_JOB_
Restate every entry word for word.
# # # # # # #
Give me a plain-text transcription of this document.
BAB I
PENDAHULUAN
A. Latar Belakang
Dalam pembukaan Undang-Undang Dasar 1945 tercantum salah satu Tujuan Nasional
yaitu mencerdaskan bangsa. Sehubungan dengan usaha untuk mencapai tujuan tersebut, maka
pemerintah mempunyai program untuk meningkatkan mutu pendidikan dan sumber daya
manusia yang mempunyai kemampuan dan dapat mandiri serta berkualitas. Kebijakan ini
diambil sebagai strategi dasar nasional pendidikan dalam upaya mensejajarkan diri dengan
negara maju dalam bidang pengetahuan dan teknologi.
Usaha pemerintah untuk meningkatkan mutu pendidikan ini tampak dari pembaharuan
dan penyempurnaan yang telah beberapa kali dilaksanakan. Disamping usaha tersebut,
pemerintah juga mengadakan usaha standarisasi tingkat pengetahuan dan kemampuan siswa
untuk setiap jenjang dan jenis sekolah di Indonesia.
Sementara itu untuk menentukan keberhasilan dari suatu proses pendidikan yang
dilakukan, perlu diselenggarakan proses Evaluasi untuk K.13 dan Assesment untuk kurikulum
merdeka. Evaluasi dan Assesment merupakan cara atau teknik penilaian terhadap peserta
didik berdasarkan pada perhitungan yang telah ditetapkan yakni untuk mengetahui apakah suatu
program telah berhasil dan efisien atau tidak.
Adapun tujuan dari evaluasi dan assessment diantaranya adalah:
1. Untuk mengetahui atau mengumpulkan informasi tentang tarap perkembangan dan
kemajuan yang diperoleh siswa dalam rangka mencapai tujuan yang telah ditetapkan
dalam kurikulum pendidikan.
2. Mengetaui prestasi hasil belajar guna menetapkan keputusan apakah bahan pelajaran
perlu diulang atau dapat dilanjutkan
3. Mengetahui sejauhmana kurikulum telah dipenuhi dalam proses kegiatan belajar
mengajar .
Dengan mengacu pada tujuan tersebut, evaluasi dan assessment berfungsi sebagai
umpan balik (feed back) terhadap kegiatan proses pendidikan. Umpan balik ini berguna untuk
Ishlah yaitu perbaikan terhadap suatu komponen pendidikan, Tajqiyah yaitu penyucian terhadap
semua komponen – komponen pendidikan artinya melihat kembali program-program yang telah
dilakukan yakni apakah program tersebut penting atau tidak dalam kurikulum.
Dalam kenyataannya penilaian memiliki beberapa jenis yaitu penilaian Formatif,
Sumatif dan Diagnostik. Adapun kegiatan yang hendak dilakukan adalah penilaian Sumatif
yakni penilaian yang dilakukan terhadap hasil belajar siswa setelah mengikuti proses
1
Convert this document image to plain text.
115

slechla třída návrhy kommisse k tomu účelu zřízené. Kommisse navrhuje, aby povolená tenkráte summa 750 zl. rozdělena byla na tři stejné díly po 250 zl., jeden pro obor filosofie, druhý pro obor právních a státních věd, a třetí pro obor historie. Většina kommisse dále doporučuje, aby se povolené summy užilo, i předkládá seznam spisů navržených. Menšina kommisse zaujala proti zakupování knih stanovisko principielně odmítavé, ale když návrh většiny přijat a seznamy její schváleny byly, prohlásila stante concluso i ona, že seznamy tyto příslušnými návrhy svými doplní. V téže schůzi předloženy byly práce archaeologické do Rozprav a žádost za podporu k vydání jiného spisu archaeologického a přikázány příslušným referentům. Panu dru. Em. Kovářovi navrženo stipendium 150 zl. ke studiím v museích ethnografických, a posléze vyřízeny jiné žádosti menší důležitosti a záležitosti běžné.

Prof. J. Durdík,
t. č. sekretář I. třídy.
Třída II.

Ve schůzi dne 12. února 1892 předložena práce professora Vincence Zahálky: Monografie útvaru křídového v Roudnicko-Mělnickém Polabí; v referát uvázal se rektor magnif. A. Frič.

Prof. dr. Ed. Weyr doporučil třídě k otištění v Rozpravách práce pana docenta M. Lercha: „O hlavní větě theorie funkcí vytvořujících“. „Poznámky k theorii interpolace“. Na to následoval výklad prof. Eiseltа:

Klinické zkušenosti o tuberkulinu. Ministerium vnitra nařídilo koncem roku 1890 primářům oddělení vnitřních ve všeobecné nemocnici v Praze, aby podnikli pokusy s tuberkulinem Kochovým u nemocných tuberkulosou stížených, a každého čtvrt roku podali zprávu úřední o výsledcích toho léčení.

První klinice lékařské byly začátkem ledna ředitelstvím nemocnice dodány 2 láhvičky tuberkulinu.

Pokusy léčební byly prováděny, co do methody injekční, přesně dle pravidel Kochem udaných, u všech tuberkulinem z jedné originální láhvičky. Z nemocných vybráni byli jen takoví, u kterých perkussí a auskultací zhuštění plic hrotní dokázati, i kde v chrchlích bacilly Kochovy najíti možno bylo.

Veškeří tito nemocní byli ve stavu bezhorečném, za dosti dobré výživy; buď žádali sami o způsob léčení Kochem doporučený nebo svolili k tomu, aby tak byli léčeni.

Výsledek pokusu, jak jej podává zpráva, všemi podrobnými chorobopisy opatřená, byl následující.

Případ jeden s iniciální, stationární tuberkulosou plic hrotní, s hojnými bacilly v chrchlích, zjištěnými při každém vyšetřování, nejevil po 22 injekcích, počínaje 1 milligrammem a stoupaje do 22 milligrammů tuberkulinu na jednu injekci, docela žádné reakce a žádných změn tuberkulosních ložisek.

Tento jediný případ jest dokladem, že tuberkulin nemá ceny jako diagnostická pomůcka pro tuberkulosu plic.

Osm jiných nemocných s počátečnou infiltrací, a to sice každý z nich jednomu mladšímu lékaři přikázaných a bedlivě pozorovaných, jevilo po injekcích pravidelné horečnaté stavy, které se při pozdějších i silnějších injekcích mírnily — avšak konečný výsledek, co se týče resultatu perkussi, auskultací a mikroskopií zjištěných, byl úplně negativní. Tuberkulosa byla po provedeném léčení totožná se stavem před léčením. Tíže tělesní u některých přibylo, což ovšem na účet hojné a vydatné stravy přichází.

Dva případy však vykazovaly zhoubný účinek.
# # # # # # #
_WRITTEN SOLUTION_
Give me a plain-text transcription of this document.
BAB I
PENDAHULUAN
A. Latar Belakang
Dalam pembukaan Undang-Undang Dasar 1945 tercantum salah satu Tujuan Nasional
yaitu mencerdaskan bangsa. Sehubungan dengan usaha untuk mencapai tujuan tersebut, maka
pemerintah mempunyai program untuk meningkatkan mutu pendidikan dan sumber daya
manusia yang mempunyai kemampuan dan dapat mandiri serta berkualitas. Kebijakan ini
diambil sebagai strategi dasar nasional pendidikan dalam upaya mensejajarkan diri dengan
negara maju dalam bidang pengetahuan dan teknologi.
Usaha pemerintah untuk meningkatkan mutu pendidikan ini tampak dari pembaharuan
dan penyempurnaan yang telah beberapa kali dilaksanakan. Disamping usaha tersebut,
pemerintah juga mengadakan usaha standarisasi tingkat pengetahuan dan kemampuan siswa
untuk setiap jenjang dan jenis sekolah di Indonesia.
Sementara itu untuk menentukan keberhasilan dari suatu proses pendidikan yang
dilakukan, perlu diselenggarakan proses Evaluasi untuk K.13 dan Assesment untuk kurikulum
merdeka. Evaluasi dan Assesment merupakan cara atau teknik penilaian terhadap peserta
didik berdasarkan pada perhitungan yang telah ditetapkan yakni untuk mengetahui apakah suatu
program telah berhasil dan efisien atau tidak.
Adapun tujuan dari evaluasi dan assessment diantaranya adalah:
1. Untuk mengetahui atau mengumpulkan informasi tentang tarap perkembangan dan
kemajuan yang diperoleh siswa dalam rangka mencapai tujuan yang telah ditetapkan
dalam kurikulum pendidikan.
2. Mengetaui prestasi hasil belajar guna menetapkan keputusan apakah bahan pelajaran
perlu diulang atau dapat dilanjutkan
3. Mengetahui sejauhmana kurikulum telah dipenuhi dalam proses kegiatan belajar
mengajar .
Dengan mengacu pada tujuan tersebut, evaluasi dan assessment berfungsi sebagai
umpan balik (feed back) terhadap kegiatan proses pendidikan. Umpan balik ini berguna untuk
Ishlah yaitu perbaikan terhadap suatu komponen pendidikan, Tajqiyah yaitu penyucian terhadap
semua komponen – komponen pendidikan artinya melihat kembali program-program yang telah
dilakukan yakni apakah program tersebut penting atau tidak dalam kurikulum.
Dalam kenyataannya penilaian memiliki beberapa jenis yaitu penilaian Formatif,
Sumatif dan Diagnostik. Adapun kegiatan yang hendak dilakukan adalah penilaian Sumatif
yakni penilaian yang dilakukan terhadap hasil belajar siswa setelah mengikuti proses
1
Convert this document image to plain text.
115

slechla třída návrhy kommisse k tomu účelu zřízené. Kommisse navrhuje, aby povolená tenkráte summa 750 zl. rozdělena byla na tři stejné díly po 250 zl., jeden pro obor filosofie, druhý pro obor právních a státních věd, a třetí pro obor historie. Většina kommisse dále doporučuje, aby se povolené summy užilo, i předkládá seznam spisů navržených. Menšina kommisse zaujala proti zakupování knih stanovisko principielně odmítavé, ale když návrh většiny přijat a seznamy její schváleny byly, prohlásila stante concluso i ona, že seznamy tyto příslušnými návrhy svými doplní. V téže schůzi předloženy byly práce archaeologické do Rozprav a žádost za podporu k vydání jiného spisu archaeologického a přikázány příslušným referentům. Panu dru. Em. Kovářovi navrženo stipendium 150 zl. ke studiím v museích ethnografických, a posléze vyřízeny jiné žádosti menší důležitosti a záležitosti běžné.

Prof. J. Durdík,
t. č. sekretář I. třídy.
Třída II.

Ve schůzi dne 12. února 1892 předložena práce professora Vincence Zahálky: Monografie útvaru křídového v Roudnicko-Mělnickém Polabí; v referát uvázal se rektor magnif. A. Frič.

Prof. dr. Ed. Weyr doporučil třídě k otištění v Rozpravách práce pana docenta M. Lercha: „O hlavní větě theorie funkcí vytvořujících“. „Poznámky k theorii interpolace“. Na to následoval výklad prof. Eiseltа:

Klinické zkušenosti o tuberkulinu. Ministerium vnitra nařídilo koncem roku 1890 primářům oddělení vnitřních ve všeobecné nemocnici v Praze, aby podnikli pokusy s tuberkulinem Kochovým u nemocných tuberkulosou stížených, a každého čtvrt roku podali zprávu úřední o výsledcích toho léčení.

První klinice lékařské byly začátkem ledna ředitelstvím nemocnice dodány 2 láhvičky tuberkulinu.

Pokusy léčební byly prováděny, co do methody injekční, přesně dle pravidel Kochem udaných, u všech tuberkulinem z jedné originální láhvičky. Z nemocných vybráni byli jen takoví, u kterých perkussí a auskultací zhuštění plic hrotní dokázati, i kde v chrchlích bacilly Kochovy najíti možno bylo.

Veškeří tito nemocní byli ve stavu bezhorečném, za dosti dobré výživy; buď žádali sami o způsob léčení Kochem doporučený nebo svolili k tomu, aby tak byli léčeni.

Výsledek pokusu, jak jej podává zpráva, všemi podrobnými chorobopisy opatřená, byl následující.

Případ jeden s iniciální, stationární tuberkulosou plic hrotní, s hojnými bacilly v chrchlích, zjištěnými při každém vyšetřování, nejevil po 22 injekcích, počínaje 1 milligrammem a stoupaje do 22 milligrammů tuberkulinu na jednu injekci, docela žádné reakce a žádných změn tuberkulosních ložisek.

Tento jediný případ jest dokladem, že tuberkulin nemá ceny jako diagnostická pomůcka pro tuberkulosu plic.

Osm jiných nemocných s počátečnou infiltrací, a to sice každý z nich jednomu mladšímu lékaři přikázaných a bedlivě pozorovaných, jevilo po injekcích pravidelné horečnaté stavy, které se při pozdějších i silnějších injekcích mírnily — avšak konečný výsledek, co se týče resultatu perkussi, auskultací a mikroskopií zjištěných, byl úplně negativní. Tuberkulosa byla po provedeném léčení totožná se stavem před léčením. Tíže tělesní u některých přibylo, což ovšem na účet hojné a vydatné stravy přichází.

Dva případy však vykazovaly zhoubný účinek.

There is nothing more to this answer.